* [Your goal] Reproduce the records below exactly as given.

** Start of Record set **

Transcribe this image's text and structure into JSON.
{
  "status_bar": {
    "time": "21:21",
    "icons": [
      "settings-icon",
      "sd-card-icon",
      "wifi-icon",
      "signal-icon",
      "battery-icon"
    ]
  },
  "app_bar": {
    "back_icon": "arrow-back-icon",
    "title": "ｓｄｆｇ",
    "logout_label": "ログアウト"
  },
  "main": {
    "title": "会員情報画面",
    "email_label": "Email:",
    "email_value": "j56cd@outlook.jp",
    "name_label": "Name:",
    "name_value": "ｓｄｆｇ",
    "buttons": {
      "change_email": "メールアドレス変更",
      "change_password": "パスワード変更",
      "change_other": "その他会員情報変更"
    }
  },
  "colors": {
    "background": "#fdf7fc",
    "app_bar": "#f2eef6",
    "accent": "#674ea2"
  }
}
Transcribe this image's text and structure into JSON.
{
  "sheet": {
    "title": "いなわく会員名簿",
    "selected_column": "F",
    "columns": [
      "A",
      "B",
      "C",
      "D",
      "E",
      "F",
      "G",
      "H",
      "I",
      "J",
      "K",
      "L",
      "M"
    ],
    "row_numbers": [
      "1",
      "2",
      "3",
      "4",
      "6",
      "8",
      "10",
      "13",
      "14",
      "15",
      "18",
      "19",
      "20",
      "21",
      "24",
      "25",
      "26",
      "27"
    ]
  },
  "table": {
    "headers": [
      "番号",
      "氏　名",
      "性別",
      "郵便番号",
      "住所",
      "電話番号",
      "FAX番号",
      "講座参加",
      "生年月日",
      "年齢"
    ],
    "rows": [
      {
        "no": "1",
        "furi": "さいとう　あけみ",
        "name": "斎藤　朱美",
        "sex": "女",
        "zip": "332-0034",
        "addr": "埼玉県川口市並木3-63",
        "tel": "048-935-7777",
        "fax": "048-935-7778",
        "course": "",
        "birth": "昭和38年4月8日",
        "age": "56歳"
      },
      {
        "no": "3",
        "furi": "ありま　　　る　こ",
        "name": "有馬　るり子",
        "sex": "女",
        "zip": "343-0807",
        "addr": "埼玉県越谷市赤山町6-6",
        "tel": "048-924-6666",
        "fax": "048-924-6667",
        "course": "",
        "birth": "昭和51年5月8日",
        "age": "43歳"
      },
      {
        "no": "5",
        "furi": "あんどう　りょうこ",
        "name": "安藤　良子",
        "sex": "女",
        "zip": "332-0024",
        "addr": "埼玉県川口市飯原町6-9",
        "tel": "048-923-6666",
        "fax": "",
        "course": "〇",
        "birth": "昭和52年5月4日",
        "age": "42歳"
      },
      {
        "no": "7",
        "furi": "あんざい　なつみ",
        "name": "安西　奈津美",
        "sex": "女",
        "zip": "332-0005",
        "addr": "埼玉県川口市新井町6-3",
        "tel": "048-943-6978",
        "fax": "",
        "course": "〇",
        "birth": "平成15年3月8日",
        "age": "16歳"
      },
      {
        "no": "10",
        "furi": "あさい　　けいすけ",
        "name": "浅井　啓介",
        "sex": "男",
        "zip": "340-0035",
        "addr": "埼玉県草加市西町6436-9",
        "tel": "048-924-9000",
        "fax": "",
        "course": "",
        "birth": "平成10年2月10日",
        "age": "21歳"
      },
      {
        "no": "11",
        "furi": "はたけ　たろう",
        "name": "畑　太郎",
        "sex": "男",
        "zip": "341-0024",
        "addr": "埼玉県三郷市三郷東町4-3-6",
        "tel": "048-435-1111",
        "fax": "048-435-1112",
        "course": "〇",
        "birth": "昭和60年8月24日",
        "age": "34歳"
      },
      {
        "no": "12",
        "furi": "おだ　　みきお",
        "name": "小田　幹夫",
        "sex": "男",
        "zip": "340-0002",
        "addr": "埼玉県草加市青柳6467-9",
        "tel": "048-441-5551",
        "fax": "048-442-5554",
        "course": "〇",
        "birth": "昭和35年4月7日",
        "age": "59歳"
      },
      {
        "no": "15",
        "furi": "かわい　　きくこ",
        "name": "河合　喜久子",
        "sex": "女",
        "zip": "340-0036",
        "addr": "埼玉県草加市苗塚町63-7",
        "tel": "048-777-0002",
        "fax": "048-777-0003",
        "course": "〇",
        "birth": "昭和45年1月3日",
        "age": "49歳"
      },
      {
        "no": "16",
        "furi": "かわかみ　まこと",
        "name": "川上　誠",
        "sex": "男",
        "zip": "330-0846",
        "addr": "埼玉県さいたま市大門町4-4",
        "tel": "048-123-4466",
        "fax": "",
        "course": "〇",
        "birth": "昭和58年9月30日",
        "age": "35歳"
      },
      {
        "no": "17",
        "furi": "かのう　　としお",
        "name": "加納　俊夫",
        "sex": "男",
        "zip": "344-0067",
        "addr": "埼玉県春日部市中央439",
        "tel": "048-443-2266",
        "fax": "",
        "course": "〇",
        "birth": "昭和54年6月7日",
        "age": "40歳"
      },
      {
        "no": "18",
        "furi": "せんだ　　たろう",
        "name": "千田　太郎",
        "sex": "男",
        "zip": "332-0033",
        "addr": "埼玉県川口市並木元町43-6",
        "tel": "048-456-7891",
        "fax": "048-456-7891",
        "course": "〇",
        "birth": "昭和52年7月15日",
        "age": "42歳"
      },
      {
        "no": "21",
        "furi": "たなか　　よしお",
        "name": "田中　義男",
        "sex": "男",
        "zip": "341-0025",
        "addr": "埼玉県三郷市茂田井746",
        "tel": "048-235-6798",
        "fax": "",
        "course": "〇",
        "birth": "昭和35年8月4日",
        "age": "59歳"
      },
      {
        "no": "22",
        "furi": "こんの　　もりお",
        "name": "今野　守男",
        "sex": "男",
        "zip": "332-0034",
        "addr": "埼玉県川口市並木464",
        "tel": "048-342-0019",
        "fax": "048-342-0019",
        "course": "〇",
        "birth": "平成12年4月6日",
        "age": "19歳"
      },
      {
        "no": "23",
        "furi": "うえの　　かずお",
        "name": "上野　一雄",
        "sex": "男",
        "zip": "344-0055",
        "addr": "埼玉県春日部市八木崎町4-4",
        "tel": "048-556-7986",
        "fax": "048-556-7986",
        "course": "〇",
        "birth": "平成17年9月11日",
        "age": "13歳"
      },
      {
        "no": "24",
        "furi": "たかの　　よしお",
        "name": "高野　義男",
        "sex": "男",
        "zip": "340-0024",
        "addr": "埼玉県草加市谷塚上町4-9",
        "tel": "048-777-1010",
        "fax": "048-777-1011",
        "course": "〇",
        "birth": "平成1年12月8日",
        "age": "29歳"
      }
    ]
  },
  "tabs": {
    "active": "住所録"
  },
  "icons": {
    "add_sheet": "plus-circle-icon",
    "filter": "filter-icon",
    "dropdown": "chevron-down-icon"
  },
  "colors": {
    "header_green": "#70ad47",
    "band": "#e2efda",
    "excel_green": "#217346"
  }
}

** End of Record set **

* [Exercise response]
Transcribe this image's text and structure into JSON.
{
  "status_bar": {
    "time": "21:21",
    "icons": [
      "settings-icon",
      "sd-card-icon",
      "wifi-icon",
      "signal-icon",
      "battery-icon"
    ]
  },
  "app_bar": {
    "back_icon": "arrow-back-icon",
    "title": "ｓｄｆｇ",
    "logout_label": "ログアウト"
  },
  "main": {
    "title": "会員情報画面",
    "email_label": "Email:",
    "email_value": "j56cd@outlook.jp",
    "name_label": "Name:",
    "name_value": "ｓｄｆｇ",
    "buttons": {
      "change_email": "メールアドレス変更",
      "change_password": "パスワード変更",
      "change_other": "その他会員情報変更"
    }
  },
  "colors": {
    "background": "#fdf7fc",
    "app_bar": "#f2eef6",
    "accent": "#674ea2"
  }
}
Transcribe this image's text and structure into JSON.
{
  "sheet": {
    "title": "いなわく会員名簿",
    "selected_column": "F",
    "columns": [
      "A",
      "B",
      "C",
      "D",
      "E",
      "F",
      "G",
      "H",
      "I",
      "J",
      "K",
      "L",
      "M"
    ],
    "row_numbers": [
      "1",
      "2",
      "3",
      "4",
      "6",
      "8",
      "10",
      "13",
      "14",
      "15",
      "18",
      "19",
      "20",
      "21",
      "24",
      "25",
      "26",
      "27"
    ]
  },
  "table": {
    "headers": [
      "番号",
      "氏　名",
      "性別",
      "郵便番号",
      "住所",
      "電話番号",
      "FAX番号",
      "講座参加",
      "生年月日",
      "年齢"
    ],
    "rows": [
      {
        "no": "1",
        "furi": "さいとう　あけみ",
        "name": "斎藤　朱美",
        "sex": "女",
        "zip": "332-0034",
        "addr": "埼玉県川口市並木3-63",
        "tel": "048-935-7777",
        "fax": "048-935-7778",
        "course": "",
        "birth": "昭和38年4月8日",
        "age": "56歳"
      },
      {
        "no": "3",
        "furi": "ありま　　　る　こ",
        "name": "有馬　るり子",
        "sex": "女",
        "zip": "343-0807",
        "addr": "埼玉県越谷市赤山町6-6",
        "tel": "048-924-6666",
        "fax": "048-924-6667",
        "course": "",
        "birth": "昭和51年5月8日",
        "age": "43歳"
      },
      {
        "no": "5",
        "furi": "あんどう　りょうこ",
        "name": "安藤　良子",
        "sex": "女",
        "zip": "332-0024",
        "addr": "埼玉県川口市飯原町6-9",
        "tel": "048-923-6666",
        "fax": "",
        "course": "〇",
        "birth": "昭和52年5月4日",
        "age": "42歳"
      },
      {
        "no": "7",
        "furi": "あんざい　なつみ",
        "name": "安西　奈津美",
        "sex": "女",
        "zip": "332-0005",
        "addr": "埼玉県川口市新井町6-3",
        "tel": "048-943-6978",
        "fax": "",
        "course": "〇",
        "birth": "平成15年3月8日",
        "age": "16歳"
      },
      {
        "no": "10",
        "furi": "あさい　　けいすけ",
        "name": "浅井　啓介",
        "sex": "男",
        "zip": "340-0035",
        "addr": "埼玉県草加市西町6436-9",
        "tel": "048-924-9000",
        "fax": "",
        "course": "",
        "birth": "平成10年2月10日",
        "age": "21歳"
      },
      {
        "no": "11",
        "furi": "はたけ　たろう",
        "name": "畑　太郎",
        "sex": "男",
        "zip": "341-0024",
        "addr": "埼玉県三郷市三郷東町4-3-6",
        "tel": "048-435-1111",
        "fax": "048-435-1112",
        "course": "〇",
        "birth": "昭和60年8月24日",
        "age": "34歳"
      },
      {
        "no": "12",
        "furi": "おだ　　みきお",
        "name": "小田　幹夫",
        "sex": "男",
        "zip": "340-0002",
        "addr": "埼玉県草加市青柳6467-9",
        "tel": "048-441-5551",
        "fax": "048-442-5554",
        "course": "〇",
        "birth": "昭和35年4月7日",
        "age": "59歳"
      },
      {
        "no": "15",
        "furi": "かわい　　きくこ",
        "name": "河合　喜久子",
        "sex": "女",
        "zip": "340-0036",
        "addr": "埼玉県草加市苗塚町63-7",
        "tel": "048-777-0002",
        "fax": "048-777-0003",
        "course": "〇",
        "birth": "昭和45年1月3日",
        "age": "49歳"
      },
      {
        "no": "16",
        "furi": "かわかみ　まこと",
        "name": "川上　誠",
        "sex": "男",
        "zip": "330-0846",
        "addr": "埼玉県さいたま市大門町4-4",
        "tel": "048-123-4466",
        "fax": "",
        "course": "〇",
        "birth": "昭和58年9月30日",
        "age": "35歳"
      },
      {
        "no": "17",
        "furi": "かのう　　としお",
        "name": "加納　俊夫",
        "sex": "男",
        "zip": "344-0067",
        "addr": "埼玉県春日部市中央439",
        "tel": "048-443-2266",
        "fax": "",
        "course": "〇",
        "birth": "昭和54年6月7日",
        "age": "40歳"
      },
      {
        "no": "18",
        "furi": "せんだ　　たろう",
        "name": "千田　太郎",
        "sex": "男",
        "zip": "332-0033",
        "addr": "埼玉県川口市並木元町43-6",
        "tel": "048-456-7891",
        "fax": "048-456-7891",
        "course": "〇",
        "birth": "昭和52年7月15日",
        "age": "42歳"
      },
      {
        "no": "21",
        "furi": "たなか　　よしお",
        "name": "田中　義男",
        "sex": "男",
        "zip": "341-0025",
        "addr": "埼玉県三郷市茂田井746",
        "tel": "048-235-6798",
        "fax": "",
        "course": "〇",
        "birth": "昭和35年8月4日",
        "age": "59歳"
      },
      {
        "no": "22",
        "furi": "こんの　　もりお",
        "name": "今野　守男",
        "sex": "男",
        "zip": "332-0034",
        "addr": "埼玉県川口市並木464",
        "tel": "048-342-0019",
        "fax": "048-342-0019",
        "course": "〇",
        "birth": "平成12年4月6日",
        "age": "19歳"
      },
      {
        "no": "23",
        "furi": "うえの　　かずお",
        "name": "上野　一雄",
        "sex": "男",
        "zip": "344-0055",
        "addr": "埼玉県春日部市八木崎町4-4",
        "tel": "048-556-7986",
        "fax": "048-556-7986",
        "course": "〇",
        "birth": "平成17年9月11日",
        "age": "13歳"
      },
      {
        "no": "24",
        "furi": "たかの　　よしお",
        "name": "高野　義男",
        "sex": "男",
        "zip": "340-0024",
        "addr": "埼玉県草加市谷塚上町4-9",
        "tel": "048-777-1010",
        "fax": "048-777-1011",
        "course": "〇",
        "birth": "平成1年12月8日",
        "age": "29歳"
      }
    ]
  },
  "tabs": {
    "active": "住所録"
  },
  "icons": {
    "add_sheet": "plus-circle-icon",
    "filter": "filter-icon",
    "dropdown": "chevron-down-icon"
  },
  "colors": {
    "header_green": "#70ad47",
    "band": "#e2efda",
    "excel_green": "#217346"
  }
}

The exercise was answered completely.